- Source text
———

As already mentioned, the electrical connector can additionally comprise a ferrite core, which can preferably run along an outer sheath surface of the coil and/or an end surface of the coil formed at the antenna-side axial end. In this case, the ferrite core is preferably arranged adjacent to the coil. The ferrite core can preferably comprise a third leadthrough, which can be aligned with the first leadthrough of the coil. In this case, the absorber can advantageously additionally extend at least along the longitudinal extent of the third leadthrough in order to prevent reflections of an electromagnetic wave at the ferrite core.

In a further preferred embodiment of the invention, the coil can be configured to inductively transfer energy in a first frequency range, while the antenna can be configured to transfer data in a second frequency range different than the first frequency range. The absorber can be configured to be electromagnetically transmissive in particular to an alternating magnetic field in the first frequency range and to be electromagnetically absorbent in particular for an electromagnetic wave in the second frequency range. As a result, reflections of the electromagnetic wave transporting the data signal can be reduced, without the inductive transfer of energy between connector and mating connector being damped.

In this case, being electromagnetically transmissive means that the transmission damping of the absorber is preferably less than 10 dB/cm, particularly preferably less than 5 dB/cm. In this case, being electromagnetically absorbent means that the transmission damping of the absorber is parameterized as mentioned herein.

Advantageously, the upper end of the first frequency range lies below the lower end of the second frequency range. By way of example, the first frequency range can lie between 0.5 kHz and 10 MHz or optionally occupy a sub-range therein. Alternatively, the upper end of the first frequency range can also be a maximum of 100 MHz, for example. The first frequency range can also just involve an oscillation of a specific frequency between 0.5 kHz and 100 MHz. By way of example, the second frequency range can lie between 1 GHz and 500 GHz or occupy a sub-range thereof. Particularly preferably, the second frequency range can lie between 57 GHz and 64 GHz. The lower end of the second frequency range can alternatively be 0.5 GHz or 10 GHz, for example. In particular, it can be advantageous if the upper end of the first frequency range lies below the lower end of the second frequency range by at least a factor of 10, a factor of 100 or a factor of 1000. It is thus possible to find materials and/or geometries which have the property of being electromagnetically absorbent in the second frequency range and electromagnetically transmissive in the first frequency range.

In one advantageous development of the electrical connector, the antenna can be of circularly polarized design and/or the main radiating direction of the antenna can be aligned with a longitudinal axis of the second leadthrough.

If the connector rotates relative to the mating connector about a longitudinal axis of the second leadthrough of the connector, then the circularly polarized antennas of connector and mating connector enable a data transfer independent of the rotation angle.

The preferred alignment of the main radiating direction with the longitudinal axis of the second leadthrough has, at least, the following advantages: The absorber surrounds the electromagnetic wave emitted by the antenna, without an axial offset with respect to the antenna midpoint. This can maintain the circular polarization of the electromagnetic wave in the propagation through the second leadthrough and/or foster the transmitting-receiving isolation of the antenna.

———

- Challenges
**1.** In the connector text, what range can the second frequency range particularly preferably lie between?
**2.** Write out the connector text from "In a further" up to and including "connector being damped.", replacing "absorber" with "damping element".

———

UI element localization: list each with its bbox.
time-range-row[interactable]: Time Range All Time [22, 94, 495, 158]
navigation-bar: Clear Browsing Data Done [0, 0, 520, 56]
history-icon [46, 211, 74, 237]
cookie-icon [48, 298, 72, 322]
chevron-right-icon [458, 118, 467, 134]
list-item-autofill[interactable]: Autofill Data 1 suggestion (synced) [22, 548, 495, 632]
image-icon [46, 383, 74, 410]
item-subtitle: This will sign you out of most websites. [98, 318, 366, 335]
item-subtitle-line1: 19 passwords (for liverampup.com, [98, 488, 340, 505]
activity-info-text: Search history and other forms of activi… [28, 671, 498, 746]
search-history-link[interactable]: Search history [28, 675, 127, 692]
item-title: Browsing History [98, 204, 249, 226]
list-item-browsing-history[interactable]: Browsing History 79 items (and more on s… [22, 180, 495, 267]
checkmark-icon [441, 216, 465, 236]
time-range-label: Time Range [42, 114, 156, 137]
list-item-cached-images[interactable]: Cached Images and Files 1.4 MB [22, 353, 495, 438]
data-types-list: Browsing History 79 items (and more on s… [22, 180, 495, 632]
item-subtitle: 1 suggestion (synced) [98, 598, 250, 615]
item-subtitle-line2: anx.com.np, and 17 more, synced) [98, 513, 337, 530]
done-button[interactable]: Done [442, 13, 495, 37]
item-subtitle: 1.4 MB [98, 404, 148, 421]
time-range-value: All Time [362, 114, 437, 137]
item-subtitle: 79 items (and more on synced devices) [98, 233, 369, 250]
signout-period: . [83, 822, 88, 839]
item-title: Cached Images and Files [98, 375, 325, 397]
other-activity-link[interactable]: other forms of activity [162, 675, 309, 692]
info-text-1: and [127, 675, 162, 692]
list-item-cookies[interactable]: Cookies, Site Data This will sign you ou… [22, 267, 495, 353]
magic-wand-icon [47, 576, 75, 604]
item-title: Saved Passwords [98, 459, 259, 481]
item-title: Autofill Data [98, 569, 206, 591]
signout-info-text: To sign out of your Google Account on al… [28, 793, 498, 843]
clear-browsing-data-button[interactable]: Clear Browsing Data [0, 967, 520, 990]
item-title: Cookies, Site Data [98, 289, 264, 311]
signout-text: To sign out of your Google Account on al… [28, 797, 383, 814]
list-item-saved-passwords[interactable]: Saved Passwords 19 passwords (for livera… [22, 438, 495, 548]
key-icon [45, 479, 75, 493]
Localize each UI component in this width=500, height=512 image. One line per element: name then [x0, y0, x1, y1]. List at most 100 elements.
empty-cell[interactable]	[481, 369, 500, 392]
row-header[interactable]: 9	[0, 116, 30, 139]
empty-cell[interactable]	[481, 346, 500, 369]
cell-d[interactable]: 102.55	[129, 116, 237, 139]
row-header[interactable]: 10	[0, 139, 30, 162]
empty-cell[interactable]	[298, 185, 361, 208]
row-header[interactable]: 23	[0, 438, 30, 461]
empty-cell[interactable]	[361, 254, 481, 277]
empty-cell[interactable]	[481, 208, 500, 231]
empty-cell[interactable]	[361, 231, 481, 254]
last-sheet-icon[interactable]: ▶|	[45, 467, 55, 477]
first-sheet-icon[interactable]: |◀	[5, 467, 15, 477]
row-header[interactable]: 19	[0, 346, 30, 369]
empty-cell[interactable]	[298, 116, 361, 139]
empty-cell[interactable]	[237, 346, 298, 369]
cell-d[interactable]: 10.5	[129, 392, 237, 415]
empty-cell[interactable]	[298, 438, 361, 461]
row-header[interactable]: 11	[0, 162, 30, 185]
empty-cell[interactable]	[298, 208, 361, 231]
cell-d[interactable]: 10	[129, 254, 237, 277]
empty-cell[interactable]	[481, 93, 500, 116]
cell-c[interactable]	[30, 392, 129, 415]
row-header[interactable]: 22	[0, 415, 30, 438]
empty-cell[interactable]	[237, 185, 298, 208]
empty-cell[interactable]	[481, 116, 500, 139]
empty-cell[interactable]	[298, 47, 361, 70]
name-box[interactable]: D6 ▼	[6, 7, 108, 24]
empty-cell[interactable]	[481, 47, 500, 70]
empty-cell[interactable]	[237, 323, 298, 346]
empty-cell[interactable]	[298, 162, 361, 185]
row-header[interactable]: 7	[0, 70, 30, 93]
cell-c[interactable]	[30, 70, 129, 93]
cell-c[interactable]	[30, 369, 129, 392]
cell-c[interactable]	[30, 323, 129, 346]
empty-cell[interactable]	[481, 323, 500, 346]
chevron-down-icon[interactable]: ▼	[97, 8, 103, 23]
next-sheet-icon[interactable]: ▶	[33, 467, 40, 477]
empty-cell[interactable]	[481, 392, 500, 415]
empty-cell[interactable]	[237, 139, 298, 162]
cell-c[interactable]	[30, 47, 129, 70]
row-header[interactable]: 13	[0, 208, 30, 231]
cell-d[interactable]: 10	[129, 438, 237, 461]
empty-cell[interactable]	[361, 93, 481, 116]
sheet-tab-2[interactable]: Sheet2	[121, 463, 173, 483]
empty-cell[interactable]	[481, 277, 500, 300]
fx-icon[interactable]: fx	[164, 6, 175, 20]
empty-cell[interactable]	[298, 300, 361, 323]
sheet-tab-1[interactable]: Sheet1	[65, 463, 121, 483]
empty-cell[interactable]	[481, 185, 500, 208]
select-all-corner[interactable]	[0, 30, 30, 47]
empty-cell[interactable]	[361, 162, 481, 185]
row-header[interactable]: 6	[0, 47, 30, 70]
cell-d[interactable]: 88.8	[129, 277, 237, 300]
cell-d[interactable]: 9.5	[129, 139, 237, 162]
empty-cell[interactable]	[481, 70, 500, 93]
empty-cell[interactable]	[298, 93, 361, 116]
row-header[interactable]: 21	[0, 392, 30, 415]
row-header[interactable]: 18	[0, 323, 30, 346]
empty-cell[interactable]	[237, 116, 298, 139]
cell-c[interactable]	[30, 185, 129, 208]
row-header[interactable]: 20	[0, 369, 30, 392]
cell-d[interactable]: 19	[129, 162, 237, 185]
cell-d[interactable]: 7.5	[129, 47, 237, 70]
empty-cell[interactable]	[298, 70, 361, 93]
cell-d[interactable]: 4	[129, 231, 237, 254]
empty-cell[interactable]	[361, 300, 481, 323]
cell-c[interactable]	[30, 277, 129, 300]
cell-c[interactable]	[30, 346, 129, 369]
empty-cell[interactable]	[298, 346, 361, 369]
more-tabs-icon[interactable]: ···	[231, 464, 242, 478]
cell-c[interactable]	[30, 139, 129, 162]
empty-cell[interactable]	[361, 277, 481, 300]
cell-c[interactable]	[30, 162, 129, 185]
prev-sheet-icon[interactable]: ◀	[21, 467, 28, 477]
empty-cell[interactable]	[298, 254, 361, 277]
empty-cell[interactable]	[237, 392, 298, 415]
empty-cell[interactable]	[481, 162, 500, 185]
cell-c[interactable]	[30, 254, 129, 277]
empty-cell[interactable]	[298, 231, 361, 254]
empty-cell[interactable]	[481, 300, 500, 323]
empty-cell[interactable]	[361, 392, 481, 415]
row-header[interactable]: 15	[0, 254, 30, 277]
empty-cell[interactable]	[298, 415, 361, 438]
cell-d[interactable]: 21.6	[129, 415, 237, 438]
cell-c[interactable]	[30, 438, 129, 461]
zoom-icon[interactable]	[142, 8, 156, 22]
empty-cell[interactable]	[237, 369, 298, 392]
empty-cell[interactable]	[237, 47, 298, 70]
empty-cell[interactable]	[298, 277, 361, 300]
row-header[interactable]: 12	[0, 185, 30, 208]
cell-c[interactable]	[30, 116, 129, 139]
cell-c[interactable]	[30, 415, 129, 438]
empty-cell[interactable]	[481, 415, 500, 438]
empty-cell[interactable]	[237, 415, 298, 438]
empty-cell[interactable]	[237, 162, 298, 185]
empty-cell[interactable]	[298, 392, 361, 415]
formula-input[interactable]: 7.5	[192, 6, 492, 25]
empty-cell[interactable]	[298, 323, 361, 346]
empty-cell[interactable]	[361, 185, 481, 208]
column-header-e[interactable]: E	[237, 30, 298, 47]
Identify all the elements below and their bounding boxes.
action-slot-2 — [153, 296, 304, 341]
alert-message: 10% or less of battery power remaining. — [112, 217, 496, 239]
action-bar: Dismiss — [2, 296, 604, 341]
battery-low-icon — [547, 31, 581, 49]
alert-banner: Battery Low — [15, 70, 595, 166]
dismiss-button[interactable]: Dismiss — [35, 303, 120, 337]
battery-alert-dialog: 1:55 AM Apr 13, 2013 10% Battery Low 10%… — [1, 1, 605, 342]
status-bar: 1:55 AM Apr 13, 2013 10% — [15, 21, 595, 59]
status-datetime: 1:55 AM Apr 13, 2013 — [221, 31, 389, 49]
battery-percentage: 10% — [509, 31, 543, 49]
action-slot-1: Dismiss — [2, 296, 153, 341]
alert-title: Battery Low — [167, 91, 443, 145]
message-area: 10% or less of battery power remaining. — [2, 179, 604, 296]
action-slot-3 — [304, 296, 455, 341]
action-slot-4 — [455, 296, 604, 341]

———

- Answers to the exercise
**1.** Between 57 GHz and 64 GHz.

**2.**
In a further preferred embodiment of the invention, the coil can be configured to inductively transfer energy in a first frequency range, while the antenna can be configured to transfer data in a second frequency range different than the first frequency range. The damping element can be configured to be electromagnetically transmissive in particular to an alternating magnetic field in the first frequency range and to be electromagnetically absorbent in particular for an electromagnetic wave in the second frequency range. As a result, reflections of the electromagnetic wave transporting the data signal can be reduced, without the inductive transfer of energy between connector and mating connector being damped.